> Required work:
Look through the records and report how many lines include the word "Barsche", with no other words.

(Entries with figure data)
<<<<

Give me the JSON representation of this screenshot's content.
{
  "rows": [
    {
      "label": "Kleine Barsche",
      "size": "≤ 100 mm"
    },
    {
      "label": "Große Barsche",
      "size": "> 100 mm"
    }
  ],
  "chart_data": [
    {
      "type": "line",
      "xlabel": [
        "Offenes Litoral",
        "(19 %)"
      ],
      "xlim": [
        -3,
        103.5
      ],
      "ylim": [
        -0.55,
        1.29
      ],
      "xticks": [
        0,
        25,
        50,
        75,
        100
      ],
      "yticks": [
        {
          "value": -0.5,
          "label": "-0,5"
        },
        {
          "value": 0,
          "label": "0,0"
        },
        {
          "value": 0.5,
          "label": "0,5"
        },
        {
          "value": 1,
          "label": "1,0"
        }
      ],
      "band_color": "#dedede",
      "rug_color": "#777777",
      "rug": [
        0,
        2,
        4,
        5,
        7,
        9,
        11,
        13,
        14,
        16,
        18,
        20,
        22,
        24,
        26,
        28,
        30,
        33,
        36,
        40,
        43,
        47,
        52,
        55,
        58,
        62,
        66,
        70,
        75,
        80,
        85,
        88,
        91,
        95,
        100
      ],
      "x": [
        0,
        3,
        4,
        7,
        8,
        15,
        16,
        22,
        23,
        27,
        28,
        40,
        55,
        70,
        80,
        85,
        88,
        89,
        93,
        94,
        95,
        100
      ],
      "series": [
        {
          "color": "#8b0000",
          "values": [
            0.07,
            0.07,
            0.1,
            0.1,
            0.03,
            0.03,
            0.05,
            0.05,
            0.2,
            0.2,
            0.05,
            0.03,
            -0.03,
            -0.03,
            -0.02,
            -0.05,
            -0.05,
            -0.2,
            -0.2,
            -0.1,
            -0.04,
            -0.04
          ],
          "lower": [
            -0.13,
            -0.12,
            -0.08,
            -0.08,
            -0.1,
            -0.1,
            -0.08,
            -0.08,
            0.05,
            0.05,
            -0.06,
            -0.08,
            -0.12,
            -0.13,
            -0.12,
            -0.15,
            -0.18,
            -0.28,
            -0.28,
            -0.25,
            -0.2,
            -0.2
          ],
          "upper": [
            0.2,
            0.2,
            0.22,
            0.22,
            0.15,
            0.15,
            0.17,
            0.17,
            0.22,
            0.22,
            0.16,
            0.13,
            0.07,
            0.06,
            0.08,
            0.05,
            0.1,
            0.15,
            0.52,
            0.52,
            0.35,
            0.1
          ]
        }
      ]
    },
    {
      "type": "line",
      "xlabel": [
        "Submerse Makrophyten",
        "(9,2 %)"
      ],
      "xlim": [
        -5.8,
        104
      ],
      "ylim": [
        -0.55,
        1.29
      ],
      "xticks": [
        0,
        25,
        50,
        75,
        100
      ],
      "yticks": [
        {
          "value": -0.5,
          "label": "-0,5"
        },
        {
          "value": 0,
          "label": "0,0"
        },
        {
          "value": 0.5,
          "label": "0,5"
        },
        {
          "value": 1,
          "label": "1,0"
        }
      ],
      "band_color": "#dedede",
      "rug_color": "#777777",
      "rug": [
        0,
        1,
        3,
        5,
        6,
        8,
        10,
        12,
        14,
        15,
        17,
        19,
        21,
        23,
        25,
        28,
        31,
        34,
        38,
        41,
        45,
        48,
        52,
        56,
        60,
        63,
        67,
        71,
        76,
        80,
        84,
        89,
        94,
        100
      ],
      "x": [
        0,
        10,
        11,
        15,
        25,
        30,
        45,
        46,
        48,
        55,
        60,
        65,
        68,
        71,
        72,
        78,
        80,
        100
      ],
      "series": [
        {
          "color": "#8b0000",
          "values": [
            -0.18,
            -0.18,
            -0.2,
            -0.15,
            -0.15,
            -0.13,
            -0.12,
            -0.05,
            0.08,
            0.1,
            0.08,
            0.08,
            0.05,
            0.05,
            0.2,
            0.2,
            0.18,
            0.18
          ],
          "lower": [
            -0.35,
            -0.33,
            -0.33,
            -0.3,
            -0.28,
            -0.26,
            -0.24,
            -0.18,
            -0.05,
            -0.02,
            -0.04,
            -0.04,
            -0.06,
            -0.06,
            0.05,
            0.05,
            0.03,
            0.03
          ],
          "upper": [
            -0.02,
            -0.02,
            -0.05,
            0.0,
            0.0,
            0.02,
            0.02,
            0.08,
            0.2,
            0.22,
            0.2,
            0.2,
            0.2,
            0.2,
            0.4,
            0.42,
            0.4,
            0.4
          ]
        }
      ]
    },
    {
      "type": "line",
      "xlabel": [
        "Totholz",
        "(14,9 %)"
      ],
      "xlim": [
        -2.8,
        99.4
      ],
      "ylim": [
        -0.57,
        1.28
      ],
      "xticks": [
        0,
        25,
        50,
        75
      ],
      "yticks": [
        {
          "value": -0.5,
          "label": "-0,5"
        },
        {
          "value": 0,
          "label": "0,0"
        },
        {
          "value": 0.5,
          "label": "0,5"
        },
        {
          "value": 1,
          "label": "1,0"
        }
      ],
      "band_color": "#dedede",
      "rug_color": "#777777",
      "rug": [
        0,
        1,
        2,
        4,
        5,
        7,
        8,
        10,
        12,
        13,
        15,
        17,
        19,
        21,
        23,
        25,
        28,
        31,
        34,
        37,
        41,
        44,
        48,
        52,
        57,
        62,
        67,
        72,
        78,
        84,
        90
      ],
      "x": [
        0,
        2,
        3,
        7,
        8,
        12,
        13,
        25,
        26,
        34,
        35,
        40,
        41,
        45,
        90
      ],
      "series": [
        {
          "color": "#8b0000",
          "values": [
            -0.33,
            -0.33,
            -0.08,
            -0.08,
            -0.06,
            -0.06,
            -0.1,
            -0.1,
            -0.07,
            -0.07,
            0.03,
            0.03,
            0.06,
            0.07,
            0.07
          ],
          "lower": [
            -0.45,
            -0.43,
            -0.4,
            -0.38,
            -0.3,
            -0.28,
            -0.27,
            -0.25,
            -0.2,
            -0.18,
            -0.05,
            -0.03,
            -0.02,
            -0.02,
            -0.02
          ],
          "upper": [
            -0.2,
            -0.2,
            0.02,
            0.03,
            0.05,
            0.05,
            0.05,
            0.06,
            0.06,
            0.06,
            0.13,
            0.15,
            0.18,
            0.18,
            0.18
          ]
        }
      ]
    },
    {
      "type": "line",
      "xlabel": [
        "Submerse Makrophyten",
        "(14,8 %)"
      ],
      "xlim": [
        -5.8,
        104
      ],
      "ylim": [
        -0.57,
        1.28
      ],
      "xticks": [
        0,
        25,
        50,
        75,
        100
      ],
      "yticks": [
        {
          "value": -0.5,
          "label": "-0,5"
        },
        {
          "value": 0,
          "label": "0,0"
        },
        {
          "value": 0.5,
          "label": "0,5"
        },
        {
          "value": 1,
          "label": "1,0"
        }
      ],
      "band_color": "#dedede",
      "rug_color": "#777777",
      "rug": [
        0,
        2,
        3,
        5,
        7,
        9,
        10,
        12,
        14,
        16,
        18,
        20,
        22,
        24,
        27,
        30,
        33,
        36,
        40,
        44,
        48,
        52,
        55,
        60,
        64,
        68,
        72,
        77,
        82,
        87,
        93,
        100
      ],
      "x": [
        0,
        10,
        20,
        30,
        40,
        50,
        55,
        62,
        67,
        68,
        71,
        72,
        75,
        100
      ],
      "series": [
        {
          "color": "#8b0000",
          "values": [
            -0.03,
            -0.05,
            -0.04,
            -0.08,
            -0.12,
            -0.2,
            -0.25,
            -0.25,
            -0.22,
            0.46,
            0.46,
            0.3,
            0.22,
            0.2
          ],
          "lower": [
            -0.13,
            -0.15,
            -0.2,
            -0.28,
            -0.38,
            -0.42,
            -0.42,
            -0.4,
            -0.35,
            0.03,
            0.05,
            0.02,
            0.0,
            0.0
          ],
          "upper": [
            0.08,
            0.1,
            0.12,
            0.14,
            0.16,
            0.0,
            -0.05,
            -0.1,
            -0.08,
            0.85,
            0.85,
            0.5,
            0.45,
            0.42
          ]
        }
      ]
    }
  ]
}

>>>>

> Completed task:
2